Collection entries:
'''

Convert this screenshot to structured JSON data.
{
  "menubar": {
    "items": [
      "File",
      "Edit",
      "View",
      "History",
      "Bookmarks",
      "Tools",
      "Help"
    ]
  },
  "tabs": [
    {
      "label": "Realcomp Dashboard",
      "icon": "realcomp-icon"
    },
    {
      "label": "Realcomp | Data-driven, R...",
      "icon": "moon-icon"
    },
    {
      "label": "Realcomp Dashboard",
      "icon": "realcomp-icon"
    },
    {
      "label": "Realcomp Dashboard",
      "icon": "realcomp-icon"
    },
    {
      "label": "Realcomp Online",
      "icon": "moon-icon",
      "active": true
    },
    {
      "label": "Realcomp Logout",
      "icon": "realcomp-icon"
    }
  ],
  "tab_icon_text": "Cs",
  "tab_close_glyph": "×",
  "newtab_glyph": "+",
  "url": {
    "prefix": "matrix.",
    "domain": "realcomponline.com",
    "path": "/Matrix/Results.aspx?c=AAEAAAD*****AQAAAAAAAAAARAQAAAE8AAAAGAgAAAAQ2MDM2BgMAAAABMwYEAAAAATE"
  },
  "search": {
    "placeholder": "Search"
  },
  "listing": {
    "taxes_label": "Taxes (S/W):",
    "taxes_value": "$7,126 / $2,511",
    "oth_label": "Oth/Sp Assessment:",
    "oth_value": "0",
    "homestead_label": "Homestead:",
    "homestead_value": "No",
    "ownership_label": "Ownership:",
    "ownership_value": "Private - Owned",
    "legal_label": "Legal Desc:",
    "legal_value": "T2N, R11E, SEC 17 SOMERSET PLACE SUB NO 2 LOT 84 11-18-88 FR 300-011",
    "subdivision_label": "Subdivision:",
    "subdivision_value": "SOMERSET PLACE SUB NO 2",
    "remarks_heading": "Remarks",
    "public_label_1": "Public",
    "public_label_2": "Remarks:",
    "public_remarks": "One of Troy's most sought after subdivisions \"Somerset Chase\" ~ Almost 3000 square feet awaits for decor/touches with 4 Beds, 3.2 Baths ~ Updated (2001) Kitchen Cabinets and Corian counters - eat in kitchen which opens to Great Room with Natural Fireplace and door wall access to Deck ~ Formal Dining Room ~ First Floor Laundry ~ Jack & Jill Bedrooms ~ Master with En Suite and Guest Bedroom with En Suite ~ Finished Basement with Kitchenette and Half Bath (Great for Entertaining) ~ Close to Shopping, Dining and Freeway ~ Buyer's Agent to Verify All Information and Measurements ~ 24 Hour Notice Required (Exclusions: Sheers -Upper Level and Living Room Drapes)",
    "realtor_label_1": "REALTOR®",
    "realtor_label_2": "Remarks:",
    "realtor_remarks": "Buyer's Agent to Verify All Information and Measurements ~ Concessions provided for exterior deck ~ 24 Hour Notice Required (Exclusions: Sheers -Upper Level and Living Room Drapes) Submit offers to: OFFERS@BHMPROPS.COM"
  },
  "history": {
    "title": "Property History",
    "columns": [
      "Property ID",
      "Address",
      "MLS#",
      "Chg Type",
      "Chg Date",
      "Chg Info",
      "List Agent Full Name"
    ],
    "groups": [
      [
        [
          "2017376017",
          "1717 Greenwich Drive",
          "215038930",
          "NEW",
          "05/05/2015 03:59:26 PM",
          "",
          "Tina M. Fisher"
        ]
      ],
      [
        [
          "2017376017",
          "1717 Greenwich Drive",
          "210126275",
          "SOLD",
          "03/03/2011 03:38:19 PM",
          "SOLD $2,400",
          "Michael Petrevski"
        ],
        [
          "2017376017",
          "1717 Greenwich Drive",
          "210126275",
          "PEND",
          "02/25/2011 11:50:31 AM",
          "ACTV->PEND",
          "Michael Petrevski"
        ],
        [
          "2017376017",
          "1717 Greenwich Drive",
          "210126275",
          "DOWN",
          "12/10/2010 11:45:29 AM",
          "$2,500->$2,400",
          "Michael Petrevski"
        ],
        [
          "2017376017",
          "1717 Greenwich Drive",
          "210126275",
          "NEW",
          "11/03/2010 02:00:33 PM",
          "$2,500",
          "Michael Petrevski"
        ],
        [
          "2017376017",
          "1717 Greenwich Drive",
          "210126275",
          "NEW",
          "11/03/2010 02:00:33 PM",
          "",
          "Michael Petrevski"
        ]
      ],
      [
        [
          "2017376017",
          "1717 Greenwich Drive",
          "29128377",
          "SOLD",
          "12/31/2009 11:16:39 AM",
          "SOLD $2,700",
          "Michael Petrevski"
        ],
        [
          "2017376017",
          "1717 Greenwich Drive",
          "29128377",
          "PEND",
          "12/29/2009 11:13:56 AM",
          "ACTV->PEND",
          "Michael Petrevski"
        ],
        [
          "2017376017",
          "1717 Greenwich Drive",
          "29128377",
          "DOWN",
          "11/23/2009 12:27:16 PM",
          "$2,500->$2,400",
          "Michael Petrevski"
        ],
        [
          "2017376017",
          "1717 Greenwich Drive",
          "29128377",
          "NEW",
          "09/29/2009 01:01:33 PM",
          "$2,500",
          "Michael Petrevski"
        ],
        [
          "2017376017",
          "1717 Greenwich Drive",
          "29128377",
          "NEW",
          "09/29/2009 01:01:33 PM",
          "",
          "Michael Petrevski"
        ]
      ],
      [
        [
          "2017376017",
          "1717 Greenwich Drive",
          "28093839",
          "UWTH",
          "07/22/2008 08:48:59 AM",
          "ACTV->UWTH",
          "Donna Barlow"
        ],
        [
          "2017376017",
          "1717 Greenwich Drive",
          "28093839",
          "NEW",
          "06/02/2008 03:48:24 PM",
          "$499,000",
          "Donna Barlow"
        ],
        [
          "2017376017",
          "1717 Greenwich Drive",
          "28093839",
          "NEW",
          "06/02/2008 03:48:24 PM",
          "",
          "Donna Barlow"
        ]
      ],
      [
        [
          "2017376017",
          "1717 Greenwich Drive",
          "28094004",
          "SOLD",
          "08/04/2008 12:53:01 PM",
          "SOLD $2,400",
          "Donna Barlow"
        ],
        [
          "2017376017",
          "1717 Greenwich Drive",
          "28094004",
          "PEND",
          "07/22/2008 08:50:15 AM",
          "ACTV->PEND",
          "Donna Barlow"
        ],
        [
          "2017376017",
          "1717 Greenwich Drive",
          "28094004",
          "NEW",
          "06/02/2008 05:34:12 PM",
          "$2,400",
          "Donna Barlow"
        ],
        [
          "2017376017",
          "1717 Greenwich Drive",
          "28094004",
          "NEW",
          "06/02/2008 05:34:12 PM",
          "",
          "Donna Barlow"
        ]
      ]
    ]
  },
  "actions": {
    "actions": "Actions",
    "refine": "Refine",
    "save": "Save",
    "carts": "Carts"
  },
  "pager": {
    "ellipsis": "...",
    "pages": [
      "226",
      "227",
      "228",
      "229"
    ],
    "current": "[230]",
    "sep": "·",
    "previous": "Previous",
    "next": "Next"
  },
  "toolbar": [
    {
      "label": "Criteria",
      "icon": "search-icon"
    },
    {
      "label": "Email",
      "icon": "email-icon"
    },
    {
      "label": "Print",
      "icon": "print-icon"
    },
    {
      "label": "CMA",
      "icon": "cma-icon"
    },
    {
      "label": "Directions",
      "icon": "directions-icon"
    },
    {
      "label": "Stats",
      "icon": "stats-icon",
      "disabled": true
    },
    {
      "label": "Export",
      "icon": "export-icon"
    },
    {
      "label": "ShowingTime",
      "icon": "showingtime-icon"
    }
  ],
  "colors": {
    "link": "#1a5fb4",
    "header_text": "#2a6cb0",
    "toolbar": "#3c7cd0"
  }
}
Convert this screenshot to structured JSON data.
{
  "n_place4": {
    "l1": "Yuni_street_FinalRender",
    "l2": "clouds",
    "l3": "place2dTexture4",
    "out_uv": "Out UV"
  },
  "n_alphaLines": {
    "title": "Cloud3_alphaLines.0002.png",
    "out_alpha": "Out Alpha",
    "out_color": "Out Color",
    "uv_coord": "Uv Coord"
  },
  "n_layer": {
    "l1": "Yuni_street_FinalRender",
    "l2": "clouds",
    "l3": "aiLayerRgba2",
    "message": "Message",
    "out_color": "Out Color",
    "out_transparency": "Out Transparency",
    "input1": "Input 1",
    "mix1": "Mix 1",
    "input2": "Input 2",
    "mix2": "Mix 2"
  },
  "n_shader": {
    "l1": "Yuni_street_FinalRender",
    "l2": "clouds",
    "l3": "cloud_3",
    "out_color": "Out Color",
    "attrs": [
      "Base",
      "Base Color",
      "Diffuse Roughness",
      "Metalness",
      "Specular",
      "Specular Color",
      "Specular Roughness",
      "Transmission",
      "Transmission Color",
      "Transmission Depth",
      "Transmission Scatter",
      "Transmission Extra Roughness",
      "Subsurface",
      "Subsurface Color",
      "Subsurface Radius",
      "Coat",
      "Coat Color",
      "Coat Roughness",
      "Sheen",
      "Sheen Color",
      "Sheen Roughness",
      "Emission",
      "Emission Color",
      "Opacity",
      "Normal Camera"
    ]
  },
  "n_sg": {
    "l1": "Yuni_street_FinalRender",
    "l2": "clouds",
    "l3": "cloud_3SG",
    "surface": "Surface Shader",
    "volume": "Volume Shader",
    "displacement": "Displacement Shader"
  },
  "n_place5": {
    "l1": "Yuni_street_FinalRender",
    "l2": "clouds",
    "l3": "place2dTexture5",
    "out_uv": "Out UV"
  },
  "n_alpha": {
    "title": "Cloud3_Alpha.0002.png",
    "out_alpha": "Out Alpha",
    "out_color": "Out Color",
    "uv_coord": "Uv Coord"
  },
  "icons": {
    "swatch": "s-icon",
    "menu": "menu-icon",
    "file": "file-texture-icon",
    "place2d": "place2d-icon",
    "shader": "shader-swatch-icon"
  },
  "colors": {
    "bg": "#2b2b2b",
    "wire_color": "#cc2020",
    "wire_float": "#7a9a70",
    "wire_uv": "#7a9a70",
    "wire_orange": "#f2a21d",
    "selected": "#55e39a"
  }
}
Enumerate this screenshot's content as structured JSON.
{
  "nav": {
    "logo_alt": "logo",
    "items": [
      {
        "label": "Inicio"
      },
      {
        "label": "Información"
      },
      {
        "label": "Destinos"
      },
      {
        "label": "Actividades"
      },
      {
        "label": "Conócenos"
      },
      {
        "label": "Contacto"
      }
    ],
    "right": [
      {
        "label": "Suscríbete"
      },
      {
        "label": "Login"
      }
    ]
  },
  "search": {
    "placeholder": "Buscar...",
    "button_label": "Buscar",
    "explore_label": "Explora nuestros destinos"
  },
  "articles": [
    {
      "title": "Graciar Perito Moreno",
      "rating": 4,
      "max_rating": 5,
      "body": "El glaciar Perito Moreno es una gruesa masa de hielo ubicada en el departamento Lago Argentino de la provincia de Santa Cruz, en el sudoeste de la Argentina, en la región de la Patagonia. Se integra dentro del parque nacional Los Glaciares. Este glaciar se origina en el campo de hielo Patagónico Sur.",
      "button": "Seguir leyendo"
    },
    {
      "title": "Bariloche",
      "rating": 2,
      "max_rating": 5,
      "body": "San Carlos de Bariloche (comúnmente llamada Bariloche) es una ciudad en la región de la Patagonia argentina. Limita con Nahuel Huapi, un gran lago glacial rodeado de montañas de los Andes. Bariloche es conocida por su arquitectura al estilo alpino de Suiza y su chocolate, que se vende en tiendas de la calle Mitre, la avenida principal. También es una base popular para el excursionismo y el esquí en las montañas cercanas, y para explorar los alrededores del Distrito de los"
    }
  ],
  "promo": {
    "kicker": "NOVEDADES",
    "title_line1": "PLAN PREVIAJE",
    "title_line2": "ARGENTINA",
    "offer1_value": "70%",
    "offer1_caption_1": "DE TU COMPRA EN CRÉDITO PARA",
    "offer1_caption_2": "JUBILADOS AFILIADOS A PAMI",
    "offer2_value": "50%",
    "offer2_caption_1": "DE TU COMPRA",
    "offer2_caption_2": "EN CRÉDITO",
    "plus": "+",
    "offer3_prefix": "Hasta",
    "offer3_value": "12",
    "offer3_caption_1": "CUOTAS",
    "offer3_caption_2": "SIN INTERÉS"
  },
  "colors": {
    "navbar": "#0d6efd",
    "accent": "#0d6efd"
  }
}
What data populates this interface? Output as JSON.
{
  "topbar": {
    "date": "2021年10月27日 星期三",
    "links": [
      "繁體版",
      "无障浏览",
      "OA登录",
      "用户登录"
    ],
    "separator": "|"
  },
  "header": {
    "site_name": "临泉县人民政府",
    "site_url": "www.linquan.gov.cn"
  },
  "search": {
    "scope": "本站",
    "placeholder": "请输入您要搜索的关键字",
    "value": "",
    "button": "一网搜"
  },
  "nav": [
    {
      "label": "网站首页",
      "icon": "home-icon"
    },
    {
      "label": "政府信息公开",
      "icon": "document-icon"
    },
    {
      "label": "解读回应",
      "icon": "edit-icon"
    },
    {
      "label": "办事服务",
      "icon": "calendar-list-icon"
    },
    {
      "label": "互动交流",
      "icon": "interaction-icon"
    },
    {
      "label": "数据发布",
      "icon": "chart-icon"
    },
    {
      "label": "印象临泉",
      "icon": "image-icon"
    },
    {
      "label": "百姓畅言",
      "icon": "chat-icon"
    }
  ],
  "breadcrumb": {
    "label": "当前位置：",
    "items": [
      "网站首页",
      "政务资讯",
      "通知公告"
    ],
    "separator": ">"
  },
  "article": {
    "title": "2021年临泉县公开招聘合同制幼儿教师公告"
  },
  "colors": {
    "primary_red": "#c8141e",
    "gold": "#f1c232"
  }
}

'''

_Problem description_
Find all lines holding the string "Specular" and copy them.

_Answer to the task_
      "Specular",
      "Specular Color",
      "Specular Roughness",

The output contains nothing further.